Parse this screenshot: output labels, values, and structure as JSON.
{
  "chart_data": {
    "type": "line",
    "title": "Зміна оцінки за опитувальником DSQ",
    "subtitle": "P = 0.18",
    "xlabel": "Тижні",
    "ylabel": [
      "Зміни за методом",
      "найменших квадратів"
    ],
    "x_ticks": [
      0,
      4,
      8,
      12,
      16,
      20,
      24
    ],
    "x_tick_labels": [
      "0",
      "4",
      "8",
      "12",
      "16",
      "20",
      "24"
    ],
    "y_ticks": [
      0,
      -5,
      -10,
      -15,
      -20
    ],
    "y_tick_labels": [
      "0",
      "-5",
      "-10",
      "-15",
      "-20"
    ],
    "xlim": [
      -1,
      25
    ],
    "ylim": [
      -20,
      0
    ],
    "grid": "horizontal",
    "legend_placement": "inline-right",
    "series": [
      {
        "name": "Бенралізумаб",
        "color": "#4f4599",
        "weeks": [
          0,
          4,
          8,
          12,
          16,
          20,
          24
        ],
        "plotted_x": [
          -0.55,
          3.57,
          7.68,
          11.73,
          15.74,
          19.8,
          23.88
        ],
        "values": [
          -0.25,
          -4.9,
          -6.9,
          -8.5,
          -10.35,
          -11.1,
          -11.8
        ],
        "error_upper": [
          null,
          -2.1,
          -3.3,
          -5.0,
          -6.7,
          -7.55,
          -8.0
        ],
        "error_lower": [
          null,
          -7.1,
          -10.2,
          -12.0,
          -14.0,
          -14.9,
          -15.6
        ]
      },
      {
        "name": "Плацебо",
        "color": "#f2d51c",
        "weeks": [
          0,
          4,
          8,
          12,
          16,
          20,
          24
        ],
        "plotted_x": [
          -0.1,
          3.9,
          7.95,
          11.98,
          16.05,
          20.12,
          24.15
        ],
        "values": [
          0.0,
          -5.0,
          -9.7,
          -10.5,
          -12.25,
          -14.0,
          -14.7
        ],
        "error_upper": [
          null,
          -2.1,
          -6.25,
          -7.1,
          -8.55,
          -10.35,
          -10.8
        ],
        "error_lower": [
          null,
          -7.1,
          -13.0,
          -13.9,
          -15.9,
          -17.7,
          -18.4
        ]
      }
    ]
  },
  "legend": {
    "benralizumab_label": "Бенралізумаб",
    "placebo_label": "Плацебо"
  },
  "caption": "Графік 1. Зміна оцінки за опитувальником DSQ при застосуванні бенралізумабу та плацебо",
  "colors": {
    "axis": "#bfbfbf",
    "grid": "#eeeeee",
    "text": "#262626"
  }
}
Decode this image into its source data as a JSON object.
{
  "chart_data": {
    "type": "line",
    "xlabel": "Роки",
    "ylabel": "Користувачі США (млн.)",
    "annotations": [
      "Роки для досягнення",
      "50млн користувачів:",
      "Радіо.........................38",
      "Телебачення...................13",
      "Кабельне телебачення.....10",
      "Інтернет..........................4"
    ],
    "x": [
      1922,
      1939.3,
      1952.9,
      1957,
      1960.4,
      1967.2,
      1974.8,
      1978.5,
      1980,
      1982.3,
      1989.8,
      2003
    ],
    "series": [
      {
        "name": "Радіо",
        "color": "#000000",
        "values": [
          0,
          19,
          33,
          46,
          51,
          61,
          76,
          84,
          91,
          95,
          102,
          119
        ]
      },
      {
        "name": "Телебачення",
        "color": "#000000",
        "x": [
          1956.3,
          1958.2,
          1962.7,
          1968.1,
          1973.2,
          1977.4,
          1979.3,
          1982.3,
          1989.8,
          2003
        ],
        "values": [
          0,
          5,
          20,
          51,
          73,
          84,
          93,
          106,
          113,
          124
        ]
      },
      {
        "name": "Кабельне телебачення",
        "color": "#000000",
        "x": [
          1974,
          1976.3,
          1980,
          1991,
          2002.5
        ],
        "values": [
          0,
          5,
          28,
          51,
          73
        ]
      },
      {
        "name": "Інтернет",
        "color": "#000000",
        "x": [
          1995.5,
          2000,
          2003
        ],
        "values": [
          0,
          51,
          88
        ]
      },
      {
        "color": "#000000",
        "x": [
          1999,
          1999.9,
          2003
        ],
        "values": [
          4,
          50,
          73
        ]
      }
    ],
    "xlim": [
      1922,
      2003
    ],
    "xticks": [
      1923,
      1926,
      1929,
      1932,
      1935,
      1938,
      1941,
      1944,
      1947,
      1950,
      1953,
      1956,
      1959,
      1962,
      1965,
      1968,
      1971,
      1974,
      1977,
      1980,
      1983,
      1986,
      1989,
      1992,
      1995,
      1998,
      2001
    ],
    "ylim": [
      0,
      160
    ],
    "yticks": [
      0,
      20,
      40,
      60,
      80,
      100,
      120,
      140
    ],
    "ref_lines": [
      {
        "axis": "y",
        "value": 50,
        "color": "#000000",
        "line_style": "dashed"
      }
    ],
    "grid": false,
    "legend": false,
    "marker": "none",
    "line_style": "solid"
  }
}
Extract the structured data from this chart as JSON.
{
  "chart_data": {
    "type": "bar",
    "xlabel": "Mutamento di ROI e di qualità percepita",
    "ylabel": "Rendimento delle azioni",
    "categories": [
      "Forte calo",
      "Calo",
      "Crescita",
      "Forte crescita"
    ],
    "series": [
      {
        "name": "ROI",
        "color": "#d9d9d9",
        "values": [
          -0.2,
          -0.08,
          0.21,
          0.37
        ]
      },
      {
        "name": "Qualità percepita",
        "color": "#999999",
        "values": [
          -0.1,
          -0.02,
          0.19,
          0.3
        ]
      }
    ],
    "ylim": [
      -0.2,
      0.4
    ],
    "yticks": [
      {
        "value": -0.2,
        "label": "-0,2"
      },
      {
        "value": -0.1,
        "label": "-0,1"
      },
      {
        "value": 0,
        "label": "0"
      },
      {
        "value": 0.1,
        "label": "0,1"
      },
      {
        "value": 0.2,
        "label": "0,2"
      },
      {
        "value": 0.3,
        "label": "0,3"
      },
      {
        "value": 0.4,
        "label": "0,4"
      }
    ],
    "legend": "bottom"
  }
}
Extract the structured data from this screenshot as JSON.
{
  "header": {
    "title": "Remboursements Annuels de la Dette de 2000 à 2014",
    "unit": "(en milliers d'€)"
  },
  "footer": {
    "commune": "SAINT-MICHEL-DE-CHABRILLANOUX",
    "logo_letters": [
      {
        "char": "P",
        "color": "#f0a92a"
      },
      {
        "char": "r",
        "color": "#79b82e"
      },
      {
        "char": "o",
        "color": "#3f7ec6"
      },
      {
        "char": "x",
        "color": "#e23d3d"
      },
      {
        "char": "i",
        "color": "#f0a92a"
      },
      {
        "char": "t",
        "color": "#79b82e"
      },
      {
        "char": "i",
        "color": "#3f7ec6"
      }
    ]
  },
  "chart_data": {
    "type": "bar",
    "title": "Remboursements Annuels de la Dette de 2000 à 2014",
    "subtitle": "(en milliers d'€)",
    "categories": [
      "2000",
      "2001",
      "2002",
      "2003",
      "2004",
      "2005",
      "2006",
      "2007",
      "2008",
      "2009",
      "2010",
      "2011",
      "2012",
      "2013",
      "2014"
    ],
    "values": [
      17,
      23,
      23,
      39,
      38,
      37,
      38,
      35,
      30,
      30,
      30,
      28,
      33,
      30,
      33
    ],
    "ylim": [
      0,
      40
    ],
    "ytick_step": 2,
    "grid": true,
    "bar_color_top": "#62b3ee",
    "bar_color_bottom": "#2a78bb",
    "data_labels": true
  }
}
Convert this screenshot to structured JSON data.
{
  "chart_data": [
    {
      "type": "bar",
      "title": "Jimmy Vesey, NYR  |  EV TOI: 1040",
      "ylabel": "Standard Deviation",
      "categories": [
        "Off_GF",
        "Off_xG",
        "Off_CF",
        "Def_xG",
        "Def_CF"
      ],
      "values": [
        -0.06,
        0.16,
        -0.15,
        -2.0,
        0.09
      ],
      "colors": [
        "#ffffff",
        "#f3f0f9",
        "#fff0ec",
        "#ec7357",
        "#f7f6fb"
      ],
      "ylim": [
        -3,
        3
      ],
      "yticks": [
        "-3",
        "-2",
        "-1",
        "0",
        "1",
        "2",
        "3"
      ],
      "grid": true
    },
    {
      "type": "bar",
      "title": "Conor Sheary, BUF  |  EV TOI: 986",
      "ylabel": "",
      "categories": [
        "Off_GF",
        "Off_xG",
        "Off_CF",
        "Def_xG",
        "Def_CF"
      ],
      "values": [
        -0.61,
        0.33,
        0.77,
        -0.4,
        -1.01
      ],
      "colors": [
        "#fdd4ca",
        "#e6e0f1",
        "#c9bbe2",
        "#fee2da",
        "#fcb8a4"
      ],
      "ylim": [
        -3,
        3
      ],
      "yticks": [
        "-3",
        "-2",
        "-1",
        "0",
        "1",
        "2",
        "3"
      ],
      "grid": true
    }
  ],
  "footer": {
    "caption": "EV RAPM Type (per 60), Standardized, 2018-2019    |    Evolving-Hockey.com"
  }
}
---
Exercise instructions => Find every line that has "this" in it, then return those lines.

Completed exercise =>
Parse this screenshot: output labels, values, and structure as JSON.
Decode this image into its source data as a JSON object.
Extract the structured data from this chart as JSON.
Extract the structured data from this screenshot as JSON.
Convert this screenshot to structured JSON data.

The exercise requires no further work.